Problem details => Copy out the records precisely, omitting pictures.

Entries supplied =>
^^^^^^^^

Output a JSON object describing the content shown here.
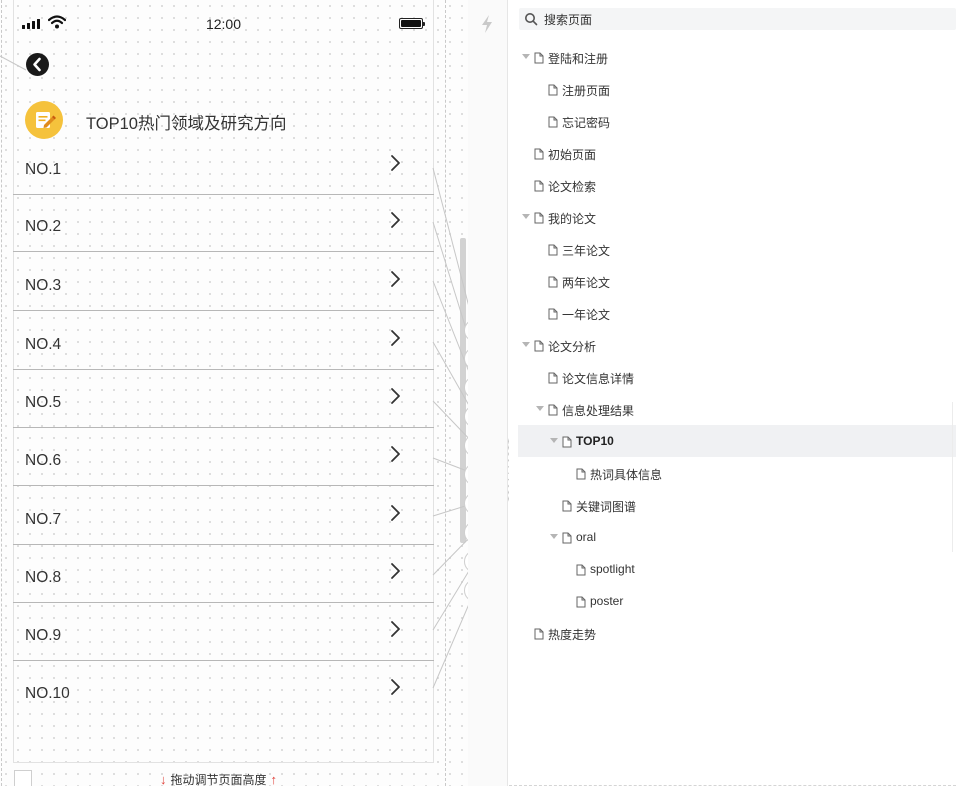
{
  "status_bar": {
    "time": "12:00"
  },
  "page": {
    "title": "TOP10热门领域及研究方向",
    "rows": [
      "NO.1",
      "NO.2",
      "NO.3",
      "NO.4",
      "NO.5",
      "NO.6",
      "NO.7",
      "NO.8",
      "NO.9",
      "NO.10"
    ]
  },
  "bottom_bar": {
    "drag_hint": "拖动调节页面高度"
  },
  "tree": {
    "search_label": "搜索页面",
    "items": [
      {
        "label": "登陆和注册",
        "depth": 0,
        "expandable": true
      },
      {
        "label": "注册页面",
        "depth": 1,
        "expandable": false
      },
      {
        "label": "忘记密码",
        "depth": 1,
        "expandable": false
      },
      {
        "label": "初始页面",
        "depth": 0,
        "expandable": false
      },
      {
        "label": "论文检索",
        "depth": 0,
        "expandable": false
      },
      {
        "label": "我的论文",
        "depth": 0,
        "expandable": true
      },
      {
        "label": "三年论文",
        "depth": 1,
        "expandable": false
      },
      {
        "label": "两年论文",
        "depth": 1,
        "expandable": false
      },
      {
        "label": "一年论文",
        "depth": 1,
        "expandable": false
      },
      {
        "label": "论文分析",
        "depth": 0,
        "expandable": true
      },
      {
        "label": "论文信息详情",
        "depth": 1,
        "expandable": false
      },
      {
        "label": "信息处理结果",
        "depth": 1,
        "expandable": true
      },
      {
        "label": "TOP10",
        "depth": 2,
        "expandable": true,
        "selected": true
      },
      {
        "label": "热词具体信息",
        "depth": 3,
        "expandable": false
      },
      {
        "label": "关键词图谱",
        "depth": 2,
        "expandable": false
      },
      {
        "label": "oral",
        "depth": 2,
        "expandable": true
      },
      {
        "label": "spotlight",
        "depth": 3,
        "expandable": false
      },
      {
        "label": "poster",
        "depth": 3,
        "expandable": false
      },
      {
        "label": "热度走势",
        "depth": 0,
        "expandable": false
      }
    ]
  },
  "icons": {
    "back": "chevron-left-circle-icon",
    "page_icon": "note-pencil-icon",
    "row": "chevron-right-icon",
    "link_node": "hand-pointer-icon",
    "mid": "lightning-icon",
    "search": "search-icon",
    "tree_item": "page-document-icon"
  },
  "colors": {
    "page_icon": "#f5c23c",
    "arrow": "#e0413a",
    "selected_row": "#f0f1f3"
  }
}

^^^^^^^^

Exercise answer =>
Output a JSON object describing the content shown here.
{
  "status_bar": {
    "time": "12:00"
  },
  "page": {
    "title": "TOP10热门领域及研究方向",
    "rows": [
      "NO.1",
      "NO.2",
      "NO.3",
      "NO.4",
      "NO.5",
      "NO.6",
      "NO.7",
      "NO.8",
      "NO.9",
      "NO.10"
    ]
  },
  "bottom_bar": {
    "drag_hint": "拖动调节页面高度"
  },
  "tree": {
    "search_label": "搜索页面",
    "items": [
      {
        "label": "登陆和注册",
        "depth": 0,
        "expandable": true
      },
      {
        "label": "注册页面",
        "depth": 1,
        "expandable": false
      },
      {
        "label": "忘记密码",
        "depth": 1,
        "expandable": false
      },
      {
        "label": "初始页面",
        "depth": 0,
        "expandable": false
      },
      {
        "label": "论文检索",
        "depth": 0,
        "expandable": false
      },
      {
        "label": "我的论文",
        "depth": 0,
        "expandable": true
      },
      {
        "label": "三年论文",
        "depth": 1,
        "expandable": false
      },
      {
        "label": "两年论文",
        "depth": 1,
        "expandable": false
      },
      {
        "label": "一年论文",
        "depth": 1,
        "expandable": false
      },
      {
        "label": "论文分析",
        "depth": 0,
        "expandable": true
      },
      {
        "label": "论文信息详情",
        "depth": 1,
        "expandable": false
      },
      {
        "label": "信息处理结果",
        "depth": 1,
        "expandable": true
      },
      {
        "label": "TOP10",
        "depth": 2,
        "expandable": true,
        "selected": true
      },
      {
        "label": "热词具体信息",
        "depth": 3,
        "expandable": false
      },
      {
        "label": "关键词图谱",
        "depth": 2,
        "expandable": false
      },
      {
        "label": "oral",
        "depth": 2,
        "expandable": true
      },
      {
        "label": "spotlight",
        "depth": 3,
        "expandable": false
      },
      {
        "label": "poster",
        "depth": 3,
        "expandable": false
      },
      {
        "label": "热度走势",
        "depth": 0,
        "expandable": false
      }
    ]
  },
  "icons": {
    "back": "chevron-left-circle-icon",
    "page_icon": "note-pencil-icon",
    "row": "chevron-right-icon",
    "link_node": "hand-pointer-icon",
    "mid": "lightning-icon",
    "search": "search-icon",
    "tree_item": "page-document-icon"
  },
  "colors": {
    "page_icon": "#f5c23c",
    "arrow": "#e0413a",
    "selected_row": "#f0f1f3"
  }
}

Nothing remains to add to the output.